Exercise description: Print the entries in full, word for word, but not the pictures.

Source data:
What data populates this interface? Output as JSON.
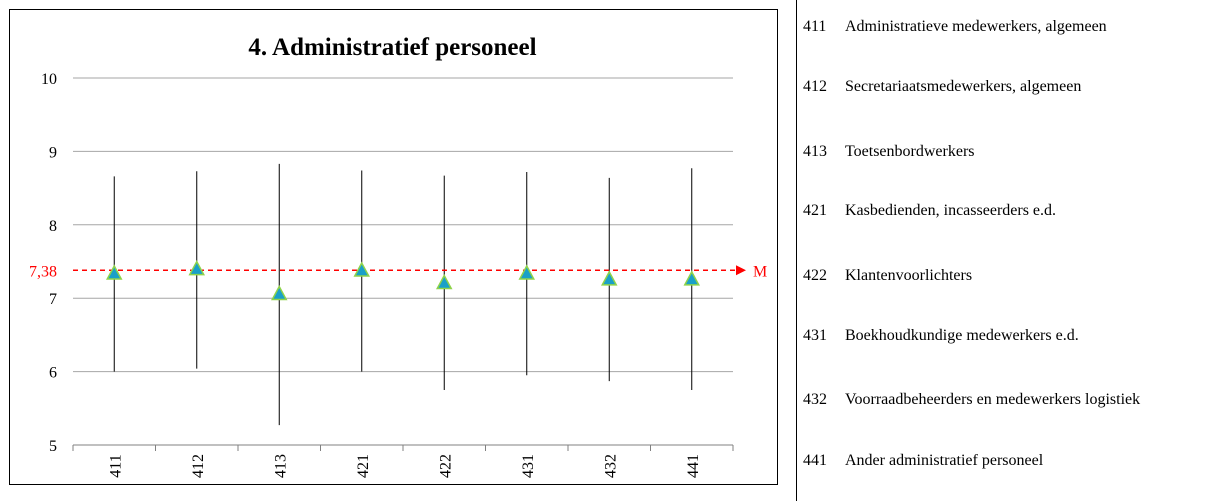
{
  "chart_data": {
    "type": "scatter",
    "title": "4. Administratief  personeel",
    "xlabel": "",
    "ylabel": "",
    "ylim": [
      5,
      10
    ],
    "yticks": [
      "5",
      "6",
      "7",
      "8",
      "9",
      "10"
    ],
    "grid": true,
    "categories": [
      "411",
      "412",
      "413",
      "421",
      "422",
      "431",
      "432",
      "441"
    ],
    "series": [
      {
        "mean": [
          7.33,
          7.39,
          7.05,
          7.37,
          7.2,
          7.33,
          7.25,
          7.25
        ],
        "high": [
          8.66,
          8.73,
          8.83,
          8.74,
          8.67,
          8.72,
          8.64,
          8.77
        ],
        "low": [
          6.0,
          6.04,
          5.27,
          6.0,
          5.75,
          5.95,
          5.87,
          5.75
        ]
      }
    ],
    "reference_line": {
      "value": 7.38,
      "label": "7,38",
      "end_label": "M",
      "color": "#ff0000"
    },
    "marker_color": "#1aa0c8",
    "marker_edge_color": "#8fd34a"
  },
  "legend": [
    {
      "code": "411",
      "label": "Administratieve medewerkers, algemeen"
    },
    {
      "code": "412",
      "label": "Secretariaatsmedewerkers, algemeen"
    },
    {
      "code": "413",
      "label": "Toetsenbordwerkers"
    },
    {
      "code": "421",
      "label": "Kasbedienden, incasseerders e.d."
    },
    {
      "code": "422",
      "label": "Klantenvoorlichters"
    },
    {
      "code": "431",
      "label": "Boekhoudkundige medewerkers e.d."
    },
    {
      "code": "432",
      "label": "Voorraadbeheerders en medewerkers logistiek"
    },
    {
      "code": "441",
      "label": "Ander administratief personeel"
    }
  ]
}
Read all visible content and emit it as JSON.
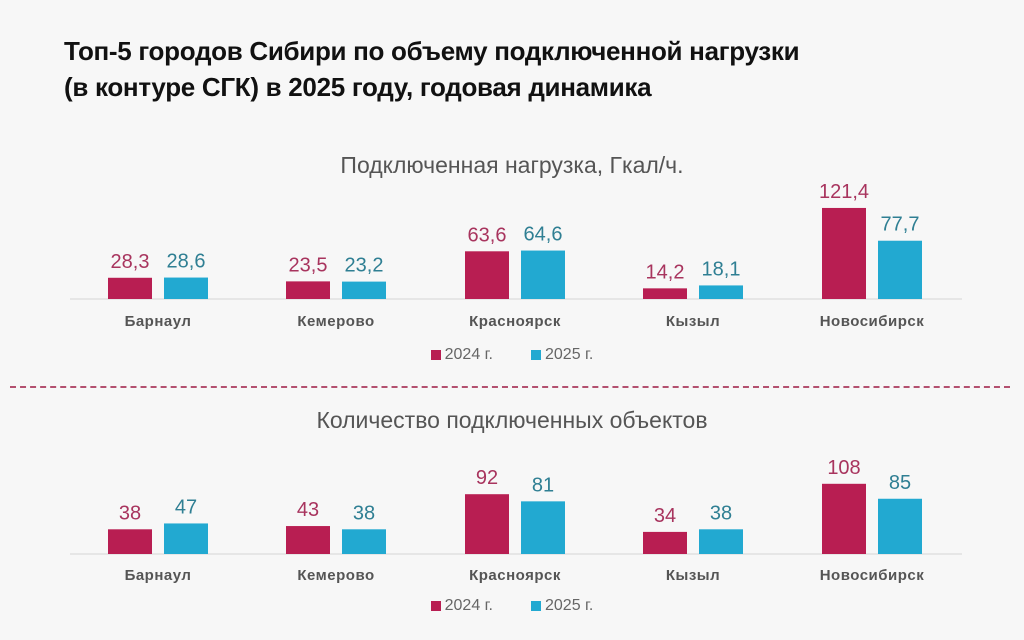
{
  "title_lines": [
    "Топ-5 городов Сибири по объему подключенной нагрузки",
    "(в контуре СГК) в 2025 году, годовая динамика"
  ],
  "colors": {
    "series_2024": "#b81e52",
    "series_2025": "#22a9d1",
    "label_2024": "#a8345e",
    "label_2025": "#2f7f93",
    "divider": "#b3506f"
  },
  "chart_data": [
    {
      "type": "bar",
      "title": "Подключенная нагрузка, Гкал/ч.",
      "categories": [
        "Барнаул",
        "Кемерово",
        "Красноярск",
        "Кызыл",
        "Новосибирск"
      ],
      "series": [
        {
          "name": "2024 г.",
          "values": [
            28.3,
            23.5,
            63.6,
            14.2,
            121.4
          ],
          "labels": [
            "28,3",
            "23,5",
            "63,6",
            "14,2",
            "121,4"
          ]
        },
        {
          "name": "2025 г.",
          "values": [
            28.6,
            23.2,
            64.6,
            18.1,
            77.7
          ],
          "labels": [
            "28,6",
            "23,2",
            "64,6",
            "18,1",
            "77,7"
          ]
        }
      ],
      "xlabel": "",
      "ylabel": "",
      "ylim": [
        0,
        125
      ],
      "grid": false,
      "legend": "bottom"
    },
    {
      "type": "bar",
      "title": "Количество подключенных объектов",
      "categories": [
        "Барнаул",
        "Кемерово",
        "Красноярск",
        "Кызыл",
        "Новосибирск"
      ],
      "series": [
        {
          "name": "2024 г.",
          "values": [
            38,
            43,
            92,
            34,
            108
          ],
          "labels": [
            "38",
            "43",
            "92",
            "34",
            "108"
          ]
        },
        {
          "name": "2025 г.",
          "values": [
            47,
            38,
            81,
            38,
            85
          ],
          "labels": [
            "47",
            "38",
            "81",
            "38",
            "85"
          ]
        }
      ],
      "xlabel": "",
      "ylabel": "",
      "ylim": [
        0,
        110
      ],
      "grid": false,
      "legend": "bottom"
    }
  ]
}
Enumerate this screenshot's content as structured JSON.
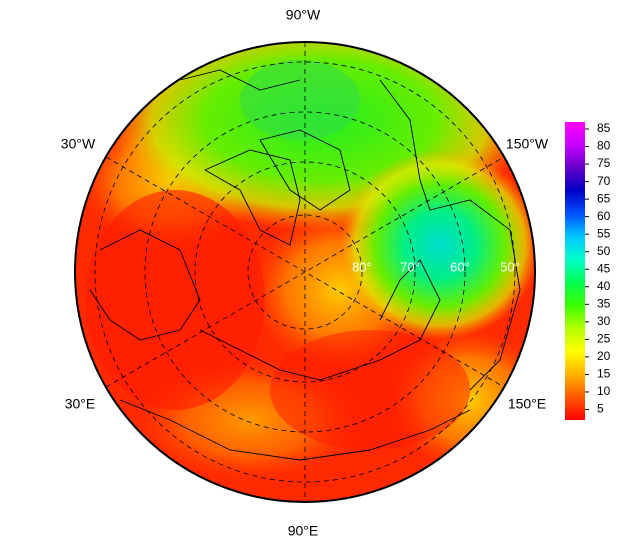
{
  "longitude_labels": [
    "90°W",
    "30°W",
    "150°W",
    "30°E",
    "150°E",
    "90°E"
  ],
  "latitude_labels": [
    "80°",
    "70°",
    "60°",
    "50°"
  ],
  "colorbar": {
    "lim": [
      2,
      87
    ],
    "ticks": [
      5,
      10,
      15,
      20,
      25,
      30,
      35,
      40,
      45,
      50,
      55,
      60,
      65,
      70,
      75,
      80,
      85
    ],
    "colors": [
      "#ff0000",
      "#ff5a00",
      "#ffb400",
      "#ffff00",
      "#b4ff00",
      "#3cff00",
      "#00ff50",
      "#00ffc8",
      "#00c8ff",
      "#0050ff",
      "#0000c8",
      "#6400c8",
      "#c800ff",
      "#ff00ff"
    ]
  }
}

Solution for this exercise:
What data populates this interface? Output as JSON.
{
  "chart_data": {
    "type": "scatter",
    "title": "4. Administratief  personeel",
    "xlabel": "",
    "ylabel": "",
    "ylim": [
      5,
      10
    ],
    "yticks": [
      "5",
      "6",
      "7",
      "8",
      "9",
      "10"
    ],
    "grid": true,
    "categories": [
      "411",
      "412",
      "413",
      "421",
      "422",
      "431",
      "432",
      "441"
    ],
    "series": [
      {
        "mean": [
          7.33,
          7.39,
          7.05,
          7.37,
          7.2,
          7.33,
          7.25,
          7.25
        ],
        "high": [
          8.66,
          8.73,
          8.83,
          8.74,
          8.67,
          8.72,
          8.64,
          8.77
        ],
        "low": [
          6.0,
          6.04,
          5.27,
          6.0,
          5.75,
          5.95,
          5.87,
          5.75
        ]
      }
    ],
    "reference_line": {
      "value": 7.38,
      "label": "7,38",
      "end_label": "M",
      "color": "#ff0000"
    },
    "marker_color": "#1aa0c8",
    "marker_edge_color": "#8fd34a"
  },
  "legend": [
    {
      "code": "411",
      "label": "Administratieve medewerkers, algemeen"
    },
    {
      "code": "412",
      "label": "Secretariaatsmedewerkers, algemeen"
    },
    {
      "code": "413",
      "label": "Toetsenbordwerkers"
    },
    {
      "code": "421",
      "label": "Kasbedienden, incasseerders e.d."
    },
    {
      "code": "422",
      "label": "Klantenvoorlichters"
    },
    {
      "code": "431",
      "label": "Boekhoudkundige medewerkers e.d."
    },
    {
      "code": "432",
      "label": "Voorraadbeheerders en medewerkers logistiek"
    },
    {
      "code": "441",
      "label": "Ander administratief personeel"
    }
  ]
}
Read all visible content and emit it as JSON.
{
  "title_lines": [
    "Топ-5 городов Сибири по объему подключенной нагрузки",
    "(в контуре СГК) в 2025 году, годовая динамика"
  ],
  "colors": {
    "series_2024": "#b81e52",
    "series_2025": "#22a9d1",
    "label_2024": "#a8345e",
    "label_2025": "#2f7f93",
    "divider": "#b3506f"
  },
  "chart_data": [
    {
      "type": "bar",
      "title": "Подключенная нагрузка, Гкал/ч.",
      "categories": [
        "Барнаул",
        "Кемерово",
        "Красноярск",
        "Кызыл",
        "Новосибирск"
      ],
      "series": [
        {
          "name": "2024 г.",
          "values": [
            28.3,
            23.5,
            63.6,
            14.2,
            121.4
          ],
          "labels": [
            "28,3",
            "23,5",
            "63,6",
            "14,2",
            "121,4"
          ]
        },
        {
          "name": "2025 г.",
          "values": [
            28.6,
            23.2,
            64.6,
            18.1,
            77.7
          ],
          "labels": [
            "28,6",
            "23,2",
            "64,6",
            "18,1",
            "77,7"
          ]
        }
      ],
      "xlabel": "",
      "ylabel": "",
      "ylim": [
        0,
        125
      ],
      "grid": false,
      "legend": "bottom"
    },
    {
      "type": "bar",
      "title": "Количество подключенных объектов",
      "categories": [
        "Барнаул",
        "Кемерово",
        "Красноярск",
        "Кызыл",
        "Новосибирск"
      ],
      "series": [
        {
          "name": "2024 г.",
          "values": [
            38,
            43,
            92,
            34,
            108
          ],
          "labels": [
            "38",
            "43",
            "92",
            "34",
            "108"
          ]
        },
        {
          "name": "2025 г.",
          "values": [
            47,
            38,
            81,
            38,
            85
          ],
          "labels": [
            "47",
            "38",
            "81",
            "38",
            "85"
          ]
        }
      ],
      "xlabel": "",
      "ylabel": "",
      "ylim": [
        0,
        110
      ],
      "grid": false,
      "legend": "bottom"
    }
  ]
}
Enumerate this screenshot's content as structured JSON.
{
  "longitude_labels": [
    "90°W",
    "30°W",
    "150°W",
    "30°E",
    "150°E",
    "90°E"
  ],
  "latitude_labels": [
    "80°",
    "70°",
    "60°",
    "50°"
  ],
  "colorbar": {
    "lim": [
      2,
      87
    ],
    "ticks": [
      5,
      10,
      15,
      20,
      25,
      30,
      35,
      40,
      45,
      50,
      55,
      60,
      65,
      70,
      75,
      80,
      85
    ],
    "colors": [
      "#ff0000",
      "#ff5a00",
      "#ffb400",
      "#ffff00",
      "#b4ff00",
      "#3cff00",
      "#00ff50",
      "#00ffc8",
      "#00c8ff",
      "#0050ff",
      "#0000c8",
      "#6400c8",
      "#c800ff",
      "#ff00ff"
    ]
  }
}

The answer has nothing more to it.